• **TEKS BACAAN**
++++++++

Kenaikan BBM dan Apa yang Terjadi Setelahnya
10.25.00
Pak
Presiden yang baik,
Tentang
kenaikan harga minyak, kami mungkin tidak pandai berhitung: bagaimana
sebenarnya harga minyak ditentukan? Bagaimana neraca perekonomian nasional
diperlakukan? Atau pertimbangan apa yang dipakai sehingga satu-satunya pilihan
untuk ‘menyelamatkan seluruh bangsa’ harus sama dan sebangun dengan menaikkan
harga-harga? Bagi kami, angka-angka selalu terdengar sebagai ilusi belaka, Pak.
Setiap hari kami mendengar satuan ‘miliar’ atau ‘triliun’ disebutkan dalam
berita-berita, tanpa pernah benar-benar melihatnya dalam bentuk yang
sesungguhnya—apalagi menghitungnya satu per satu.
Hidup
kami sederhana, disambung lembaran-lembaran uang recehan. Ilmu hitung kami
kelas rendahan: berapa untuk makan sehari-hari, uang jajan anak sekolah, biaya
transportasi, biaya listrik bulanan, dan kadang-kadang cicilan motor, dispenser
atau DVD player. Tak perlu kalkulator. Bila sedang beruntung, kami bisa punya
sisa uang untuk jalan-jalan di akhir pekan. Bila sedang sulit, kami tidak
kemana-mana, Pak: Kami mencari kebahagiaan gratisan di televisi—meski
kadang-kadang justru dibuat pusing dengan berita-berita tentang beberapa anak
buah Bapak yang korupsi.
Tahukah
Bapak, dalam televisi, juga koran-koran dan majalah: kami seperti tak punya
presiden! Kami seperti tak punya pemimpin! Negara ini terlanjur dikuasai para
bandit, Pak!
Ah,
mungkinkah Bapak tak sempat menonton TV atau membaca koran sehingga Bapak tak
mengetahuinya? Tapi, kemana saja sih Bapak selama ini? Mengapa hanya muncul
untuk bernyanyi, mengucapkan belasungkawa, atau membacakan pidato-pidato
bernada lemah yang berisi kabar buruk, permohonan maaf, dan keprihatinan?
Kami,
rakyat biasa, sesekali butuh kabar gembira, Pak. Kadang-kadang kami berkhayal
bahwa jangan-jangan kami sedang hidup dalam sinetron? Mungkinkah yang berpidato
di televisi itu bukan Bapak—tapi kembaran Bapak yang menyamar atau tertukar?
Mungkinkah kepala Bapak terbentur batu dan lantas hilang ingatan? Tetapi, tentu
saja itu bukan kabar gembira.

++++++++

• **DATA YANG DITAMPILKAN**
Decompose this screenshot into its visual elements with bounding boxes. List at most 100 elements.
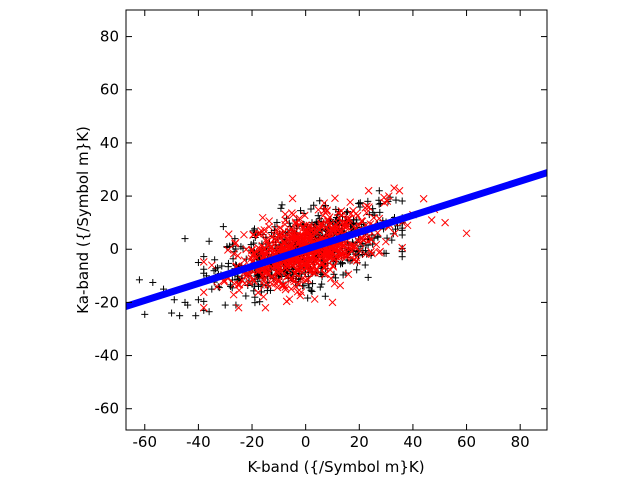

++++++++

• **SOAL LATIHAN**
1 - Jawab pertanyaan berikut sesuai isi surat tentang kenaikan BBM.
(a) Satuan angka apa yang setiap hari terdengar dalam berita?
(b) Di mana penulis mencari kebahagiaan gratisan saat hidup sedang sulit?
(c) Untuk apa saja Presiden disebut muncul?
2 - Lanjutkan surat tentang kenaikan BBM itu, mulai sesudah kalimat terakhirnya.

• **JAWABAN LATIHAN**
1 -
(a) 'Miliar' atau 'triliun'.
(b) Di televisi.
(c) Untuk bernyanyi, mengucapkan belasungkawa, atau membacakan pidato-pidato bernada lemah yang berisi kabar buruk, permohonan maaf, dan keprihatinan.

2 -
Pak
Presiden yang baik,
Kelak
bila harga BBM naik, dengan gagah dan baik hati konon Bapak akan memberi kami
kompensasi: Bapak akan membuat kami mengantre untuk mendapatkan uang bantuan
agar kami tak merasa kesulitan. Tapi, pikiran kami sederhana saja, Pak,
benarkah Bapak suka melihat kami mengantre—panjang-mengular dari Sabang sampai
Merauke? Kami tidak suka itu, Pak. Kami tak suka terlihat miskin, apalagi
menjadi miskin. Kalau memang Bapak punya uang untuk dibagikan kepada kami,
pakailah uang itu, kami rela meminjamkannya untuk menyelamatkan ‘perekonomian
nasional’ yang konon sedang gawat itu. Tak perlu naikkan BBM, pakailah uang
kami itu: kami rela meminjamkannya untuk menyelamatkan bangsa!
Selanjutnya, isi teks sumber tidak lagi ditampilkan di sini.